*Information given*:
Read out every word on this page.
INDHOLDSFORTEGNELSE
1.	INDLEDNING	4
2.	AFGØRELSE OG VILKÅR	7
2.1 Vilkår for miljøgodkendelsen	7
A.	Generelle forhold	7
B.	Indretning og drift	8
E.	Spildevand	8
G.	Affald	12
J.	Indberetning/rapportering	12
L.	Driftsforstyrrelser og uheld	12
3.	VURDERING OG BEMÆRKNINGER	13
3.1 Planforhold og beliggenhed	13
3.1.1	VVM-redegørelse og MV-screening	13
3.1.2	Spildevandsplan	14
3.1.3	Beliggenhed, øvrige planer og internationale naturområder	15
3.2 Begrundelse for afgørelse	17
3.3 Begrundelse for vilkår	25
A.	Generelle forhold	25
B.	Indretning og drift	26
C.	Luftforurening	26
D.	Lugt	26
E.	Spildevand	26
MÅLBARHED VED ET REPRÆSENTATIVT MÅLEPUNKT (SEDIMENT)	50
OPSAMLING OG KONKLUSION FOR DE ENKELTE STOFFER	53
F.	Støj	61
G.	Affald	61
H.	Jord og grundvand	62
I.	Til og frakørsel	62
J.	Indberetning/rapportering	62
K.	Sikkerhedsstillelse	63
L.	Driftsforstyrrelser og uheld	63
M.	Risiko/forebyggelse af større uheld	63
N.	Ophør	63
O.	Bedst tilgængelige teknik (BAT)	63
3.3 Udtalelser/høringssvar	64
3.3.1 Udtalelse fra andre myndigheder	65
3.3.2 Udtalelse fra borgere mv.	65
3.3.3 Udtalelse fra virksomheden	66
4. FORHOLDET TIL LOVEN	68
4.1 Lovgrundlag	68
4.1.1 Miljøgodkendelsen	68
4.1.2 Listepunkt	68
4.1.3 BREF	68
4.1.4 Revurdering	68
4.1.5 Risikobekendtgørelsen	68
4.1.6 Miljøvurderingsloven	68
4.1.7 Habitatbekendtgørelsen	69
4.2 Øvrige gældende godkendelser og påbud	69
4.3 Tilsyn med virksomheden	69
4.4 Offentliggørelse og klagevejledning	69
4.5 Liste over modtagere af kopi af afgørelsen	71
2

*Required work*:
Write out the data exactly as it stands.

*Written response*:
Read out every word on this page.
INDHOLDSFORTEGNELSE
1.	INDLEDNING	4
2.	AFGØRELSE OG VILKÅR	7
2.1 Vilkår for miljøgodkendelsen	7
A.	Generelle forhold	7
B.	Indretning og drift	8
E.	Spildevand	8
G.	Affald	12
J.	Indberetning/rapportering	12
L.	Driftsforstyrrelser og uheld	12
3.	VURDERING OG BEMÆRKNINGER	13
3.1 Planforhold og beliggenhed	13
3.1.1	VVM-redegørelse og MV-screening	13
3.1.2	Spildevandsplan	14
3.1.3	Beliggenhed, øvrige planer og internationale naturområder	15
3.2 Begrundelse for afgørelse	17
3.3 Begrundelse for vilkår	25
A.	Generelle forhold	25
B.	Indretning og drift	26
C.	Luftforurening	26
D.	Lugt	26
E.	Spildevand	26
MÅLBARHED VED ET REPRÆSENTATIVT MÅLEPUNKT (SEDIMENT)	50
OPSAMLING OG KONKLUSION FOR DE ENKELTE STOFFER	53
F.	Støj	61
G.	Affald	61
H.	Jord og grundvand	62
I.	Til og frakørsel	62
J.	Indberetning/rapportering	62
K.	Sikkerhedsstillelse	63
L.	Driftsforstyrrelser og uheld	63
M.	Risiko/forebyggelse af større uheld	63
N.	Ophør	63
O.	Bedst tilgængelige teknik (BAT)	63
3.3 Udtalelser/høringssvar	64
3.3.1 Udtalelse fra andre myndigheder	65
3.3.2 Udtalelse fra borgere mv.	65
3.3.3 Udtalelse fra virksomheden	66
4. FORHOLDET TIL LOVEN	68
4.1 Lovgrundlag	68
4.1.1 Miljøgodkendelsen	68
4.1.2 Listepunkt	68
4.1.3 BREF	68
4.1.4 Revurdering	68
4.1.5 Risikobekendtgørelsen	68
4.1.6 Miljøvurderingsloven	68
4.1.7 Habitatbekendtgørelsen	69
4.2 Øvrige gældende godkendelser og påbud	69
4.3 Tilsyn med virksomheden	69
4.4 Offentliggørelse og klagevejledning	69
4.5 Liste over modtagere af kopi af afgørelsen	71
2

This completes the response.